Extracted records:

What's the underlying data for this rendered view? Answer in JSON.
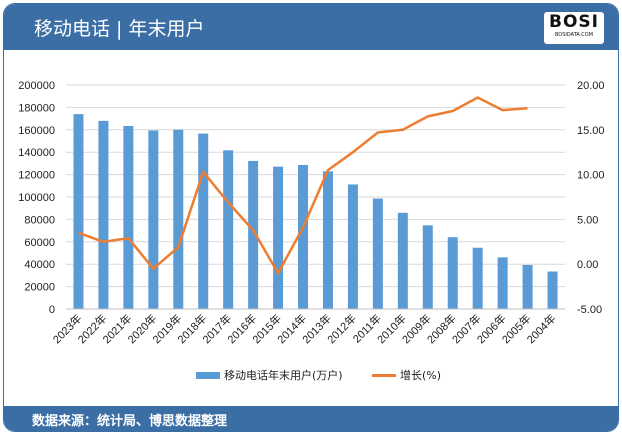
{
  "header": {
    "title": "移动电话 | 年末用户",
    "logo_text": "BOSI",
    "logo_sub": "BOSIDATA.COM"
  },
  "footer": {
    "source": "数据来源：统计局、博思数据整理"
  },
  "chart_data": {
    "type": "bar+line",
    "categories": [
      "2023年",
      "2022年",
      "2021年",
      "2020年",
      "2019年",
      "2018年",
      "2017年",
      "2016年",
      "2015年",
      "2014年",
      "2013年",
      "2012年",
      "2011年",
      "2010年",
      "2009年",
      "2008年",
      "2007年",
      "2006年",
      "2005年",
      "2004年"
    ],
    "series": [
      {
        "name": "移动电话年末用户(万户)",
        "type": "bar",
        "axis": "left",
        "color": "#5b9bd5",
        "values": [
          174000,
          168000,
          163400,
          159400,
          160100,
          156600,
          141700,
          132200,
          127100,
          128600,
          122900,
          111200,
          98600,
          85900,
          74700,
          64100,
          54700,
          46100,
          39300,
          33500
        ]
      },
      {
        "name": "增长(%)",
        "type": "line",
        "axis": "right",
        "color": "#ed7d31",
        "values": [
          3.5,
          2.5,
          2.9,
          -0.5,
          1.9,
          10.3,
          6.9,
          3.8,
          -1.0,
          4.1,
          10.5,
          12.5,
          14.7,
          15.0,
          16.5,
          17.1,
          18.6,
          17.2,
          17.4,
          null
        ]
      }
    ],
    "left_axis": {
      "min": 0,
      "max": 200000,
      "ticks": [
        "0",
        "20000",
        "40000",
        "60000",
        "80000",
        "100000",
        "120000",
        "140000",
        "160000",
        "180000",
        "200000"
      ]
    },
    "right_axis": {
      "min": -5,
      "max": 20,
      "ticks": [
        "-5.00",
        "0.00",
        "5.00",
        "10.00",
        "15.00",
        "20.00"
      ]
    },
    "grid": true,
    "legend": "bottom"
  }
}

**Required task**
Write out again every line above exactly as given; the pictures do not belong in the copy.

**Result**
What's the underlying data for this rendered view? Answer in JSON.
{
  "header": {
    "title": "移动电话 | 年末用户",
    "logo_text": "BOSI",
    "logo_sub": "BOSIDATA.COM"
  },
  "footer": {
    "source": "数据来源：统计局、博思数据整理"
  },
  "chart_data": {
    "type": "bar+line",
    "categories": [
      "2023年",
      "2022年",
      "2021年",
      "2020年",
      "2019年",
      "2018年",
      "2017年",
      "2016年",
      "2015年",
      "2014年",
      "2013年",
      "2012年",
      "2011年",
      "2010年",
      "2009年",
      "2008年",
      "2007年",
      "2006年",
      "2005年",
      "2004年"
    ],
    "series": [
      {
        "name": "移动电话年末用户(万户)",
        "type": "bar",
        "axis": "left",
        "color": "#5b9bd5",
        "values": [
          174000,
          168000,
          163400,
          159400,
          160100,
          156600,
          141700,
          132200,
          127100,
          128600,
          122900,
          111200,
          98600,
          85900,
          74700,
          64100,
          54700,
          46100,
          39300,
          33500
        ]
      },
      {
        "name": "增长(%)",
        "type": "line",
        "axis": "right",
        "color": "#ed7d31",
        "values": [
          3.5,
          2.5,
          2.9,
          -0.5,
          1.9,
          10.3,
          6.9,
          3.8,
          -1.0,
          4.1,
          10.5,
          12.5,
          14.7,
          15.0,
          16.5,
          17.1,
          18.6,
          17.2,
          17.4,
          null
        ]
      }
    ],
    "left_axis": {
      "min": 0,
      "max": 200000,
      "ticks": [
        "0",
        "20000",
        "40000",
        "60000",
        "80000",
        "100000",
        "120000",
        "140000",
        "160000",
        "180000",
        "200000"
      ]
    },
    "right_axis": {
      "min": -5,
      "max": 20,
      "ticks": [
        "-5.00",
        "0.00",
        "5.00",
        "10.00",
        "15.00",
        "20.00"
      ]
    },
    "grid": true,
    "legend": "bottom"
  }
}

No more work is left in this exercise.